As observed in a similar context, it is unnecessary to pigeonhole these with-drawable capital shares into one category of security or the other. Cf. Securities and Exchange Commission v. Variable Annuity Life Ins. Co., 359 U.S. 65, 80, 79 S.Ct. 618, 3 L.Ed.2d 640 (concurring opinion). In addition to the Variable Annuity and Howey cases, Securities and Exchange Commission v. C. M. Joiner Corporation, 320 U.S. 344, 64 S.Ct. 120, 88 L.Ed. 88, indicates that these companion statutes must be liberally construed in view of their remedial purpose. There the “investment contract” part of the security definition in the 1933 Act was deemed applicable to non-standard offerings of variable character (320 U.S. at p. 351, 64 S.Ct. 120). Our Court has also favored a broad construction in Securities and Exchange Commission v. Crude Oil Corp., 93 F.2d 844, 846 (7th Cir. 1937); and Securities and Exchange Commission v. Universal Service Ass’n, 106 F.2d 232, 237 (7th Cir. 1939), certiorari denied, 308 U.S. 622, 60 S.Ct. 378, 84 L.Ed. 519.

Although the foregoing cases involved the Securities Act of 1933, the definition of a security in the Securities Exchange Act was involved in Securities and Exchange Commission v. Los Angeles Trust Deed & Mortgage Exchange, 186 F.Supp. 830, 886-888 (S.D.Cal.1960), affirmed in pertinent part, 285 F.2d 162 (9th Cir. 1960), certiorari denied, 366 U.S. 919, *38281 S.Ct. 1095, 6 L.Ed.2d 241. In affirming the District Court’s holding that defendant’s sales of second trust deeds constituted sales of “securities” within the 1933 and 1934 statutes, the Ninth Circuit noted that “Howey adds the test of common enterprise to the Joiner test of results dependent on the efforts of one other than the purchaser” (285 F.2d at p. 168; court’s italics). There the defendant selected a trust deed for the investor and serviced it by making the collections from the grantor-debtor and by doing the bookkeeping. Basically the system was very much like a savings and loan association, for funds supplied by investors were used to finance secured loans on real property. In Los Angeles Trust Deed, the investors’ money was used to buy a particular deed, whereas savings and loan associations make their loans from commingled savings. This difference satisfies the “common enterprise” Howey test even more than the trust deed system in Los Angeles Trust Deed. Under that case, the instant plaintiffs’ shares clearly represent an “investment contract” within the security definition in the 1934 Act.

In Securities & Exchange Commission v. American International Savings and Loan Ass’n., 199 F.Supp. 341, 346 (D.C. Md.1961), the association’s articles provided for preferred stock to be known as preferred share or savings share accounts. Deposit books were issued to depositors, who were entitled to receive cumulative dividends of at least 3%% before any dividends were paid to common stockholders. Since the court held that defendants violated the 1933 Act, it necessarily concluded that this preferred stock, which resembled withdrawable capital shares in the City Savings Association, was a security within the purview of the 1933 Act.6 Applying American International here would mean that these shares qualify as securities under the like definition in the 1934 Act.

To be done:
1. Answer these from the securities opinion:
(a) Which Act's "investment contract" part of the security definition was applied in the Joiner case?
(b) In Los Angeles Trust Deed, what did the defendant's sales consist of?
(c) In American International, what was the preferred stock to be known as?
2. Please repeat the securities opinion word for word from "In Securities &" up to and including "like definition in the 1934 Act.".
3. Carry on the securities opinion from the end of its final sentence.

Record excerpts:
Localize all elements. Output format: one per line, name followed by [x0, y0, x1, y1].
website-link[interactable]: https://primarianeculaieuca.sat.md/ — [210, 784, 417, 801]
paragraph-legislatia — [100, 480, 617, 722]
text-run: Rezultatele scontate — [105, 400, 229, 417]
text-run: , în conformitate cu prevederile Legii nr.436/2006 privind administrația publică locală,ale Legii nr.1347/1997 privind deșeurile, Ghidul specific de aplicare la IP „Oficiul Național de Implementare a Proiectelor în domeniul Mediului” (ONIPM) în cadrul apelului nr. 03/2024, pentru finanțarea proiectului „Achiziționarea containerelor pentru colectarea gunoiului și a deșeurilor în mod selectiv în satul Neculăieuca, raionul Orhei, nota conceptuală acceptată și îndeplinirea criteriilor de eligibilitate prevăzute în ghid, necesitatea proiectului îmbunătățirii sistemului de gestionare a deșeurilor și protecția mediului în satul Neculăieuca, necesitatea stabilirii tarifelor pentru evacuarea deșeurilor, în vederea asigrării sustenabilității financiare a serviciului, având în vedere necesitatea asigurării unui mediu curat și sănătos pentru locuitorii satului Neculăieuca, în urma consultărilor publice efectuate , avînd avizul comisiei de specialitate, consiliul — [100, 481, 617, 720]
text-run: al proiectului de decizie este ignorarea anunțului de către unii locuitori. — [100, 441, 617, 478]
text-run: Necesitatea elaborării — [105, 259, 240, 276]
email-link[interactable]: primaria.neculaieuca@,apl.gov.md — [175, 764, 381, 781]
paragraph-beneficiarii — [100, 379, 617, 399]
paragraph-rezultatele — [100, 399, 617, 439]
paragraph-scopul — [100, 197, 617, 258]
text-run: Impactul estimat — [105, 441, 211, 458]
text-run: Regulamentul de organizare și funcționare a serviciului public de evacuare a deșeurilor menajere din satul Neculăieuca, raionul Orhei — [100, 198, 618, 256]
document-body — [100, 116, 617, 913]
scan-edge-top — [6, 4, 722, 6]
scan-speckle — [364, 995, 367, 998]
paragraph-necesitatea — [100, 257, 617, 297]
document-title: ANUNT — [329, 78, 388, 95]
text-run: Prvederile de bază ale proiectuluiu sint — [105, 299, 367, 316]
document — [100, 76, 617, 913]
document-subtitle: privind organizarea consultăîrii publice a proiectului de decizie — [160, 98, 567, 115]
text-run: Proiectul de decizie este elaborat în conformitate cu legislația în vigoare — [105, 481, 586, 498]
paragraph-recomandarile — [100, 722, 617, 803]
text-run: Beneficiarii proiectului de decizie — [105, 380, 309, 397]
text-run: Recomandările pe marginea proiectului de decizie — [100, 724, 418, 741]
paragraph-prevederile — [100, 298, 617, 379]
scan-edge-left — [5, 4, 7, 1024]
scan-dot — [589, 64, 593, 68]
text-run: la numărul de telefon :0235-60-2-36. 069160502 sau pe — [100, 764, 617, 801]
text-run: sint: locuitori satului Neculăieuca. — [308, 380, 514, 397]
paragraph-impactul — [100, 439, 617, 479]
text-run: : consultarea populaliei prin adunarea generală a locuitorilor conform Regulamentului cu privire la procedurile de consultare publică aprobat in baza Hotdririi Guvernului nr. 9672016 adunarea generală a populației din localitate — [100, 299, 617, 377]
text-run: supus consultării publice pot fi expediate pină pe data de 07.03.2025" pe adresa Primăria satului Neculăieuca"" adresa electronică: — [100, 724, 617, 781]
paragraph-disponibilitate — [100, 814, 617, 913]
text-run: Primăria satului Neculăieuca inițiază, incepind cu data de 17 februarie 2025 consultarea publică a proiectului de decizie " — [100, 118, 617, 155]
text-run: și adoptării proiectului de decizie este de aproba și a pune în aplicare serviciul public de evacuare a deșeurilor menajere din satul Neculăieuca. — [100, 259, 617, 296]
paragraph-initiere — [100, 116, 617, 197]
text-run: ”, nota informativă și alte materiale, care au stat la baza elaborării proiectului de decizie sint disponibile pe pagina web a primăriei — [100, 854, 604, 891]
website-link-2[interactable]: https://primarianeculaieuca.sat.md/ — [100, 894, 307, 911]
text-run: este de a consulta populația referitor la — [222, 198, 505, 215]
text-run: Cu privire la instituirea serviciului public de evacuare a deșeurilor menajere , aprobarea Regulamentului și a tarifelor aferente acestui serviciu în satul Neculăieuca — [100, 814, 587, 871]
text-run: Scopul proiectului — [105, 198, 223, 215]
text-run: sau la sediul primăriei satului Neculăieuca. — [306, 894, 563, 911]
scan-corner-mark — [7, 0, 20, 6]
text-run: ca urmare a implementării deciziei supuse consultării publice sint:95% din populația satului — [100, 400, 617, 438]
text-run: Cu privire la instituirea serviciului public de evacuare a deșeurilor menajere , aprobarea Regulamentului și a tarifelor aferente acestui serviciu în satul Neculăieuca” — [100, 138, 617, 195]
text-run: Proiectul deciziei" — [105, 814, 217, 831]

Task answers:
1.
(a) The 1933 Act.
(b) Second trust deeds.
(c) Preferred share or savings share accounts.

2.
In Securities & Exchange Commission v. American International Savings and Loan Ass’n., 199 F.Supp. 341, 346 (D.C. Md.1961), the association’s articles provided for preferred stock to be known as preferred share or savings share accounts. Deposit books were issued to depositors, who were entitled to receive cumulative dividends of at least 3%% before any dividends were paid to common stockholders. Since the court held that defendants violated the 1933 Act, it necessarily concluded that this preferred stock, which resembled withdrawable capital shares in the City Savings Association, was a security within the purview of the 1933 Act.6 Applying American International here would mean that these shares qualify as securities under the like definition in the 1934 Act.

3.
A recent Illinois decision involving a savings and loan association also shows that these withdrawable shares are “securities”. Thus in Marshall Savings and Loan Association v. Henson, 222 N.E.2d 255 (1966), the Appellate Court of Illinois observed “that the Illinois Savings and Loan Act gives the depositors the status of shareholders by conferring one vote for each $100 on deposit” (italics supplied). There it was held that the Federal Savings and Loan Insurance Corporation, as assignee of Marshall’s with-drawable share accounts, had obtained the right to vote the “stock” or “shares” even though Marshall’s members had not endorsed their certificates or passbooks to the Federal Savings and Loan Insurance Corporation. Similarly, Wisconsin Bankers Association v. Robertson, 111 U.S.App.D.C. 85, 294 F.2d 714 (1961), certiorari denied, 368 U.S. 938, 82 S.Ct. 381, 7 L.Ed.2d 338 concluded that the holder of a savings account in a savings and loan association was a shareholder and not a creditor of the association, and that such associations were not banks. The concurring opinion of Judge Burger noted that the owner of a savings and loan association account is an investor and is entitled to vote for management. See also Aetna Casualty & Surety Company v. Porter, 111 U.S.App.D.C. 267, 296 F.2d 389 (1961), reversed on other grounds, 370 U.S. 159, 82 S.Ct. 1231, 8 L.Ed.2d 407. As further evidence of the distinction between savings and loan associations and banks, we have been advised that as of December 31, 1965, the mortgage loans of savings and loan associations were 85.14% of their total assets, whereas the comparable percentage for commercial banks was only 13.11%. Banks are in a much more liquid position than those associations, demonstrating that investors in such associations need the disclosures required under the 1934 Act.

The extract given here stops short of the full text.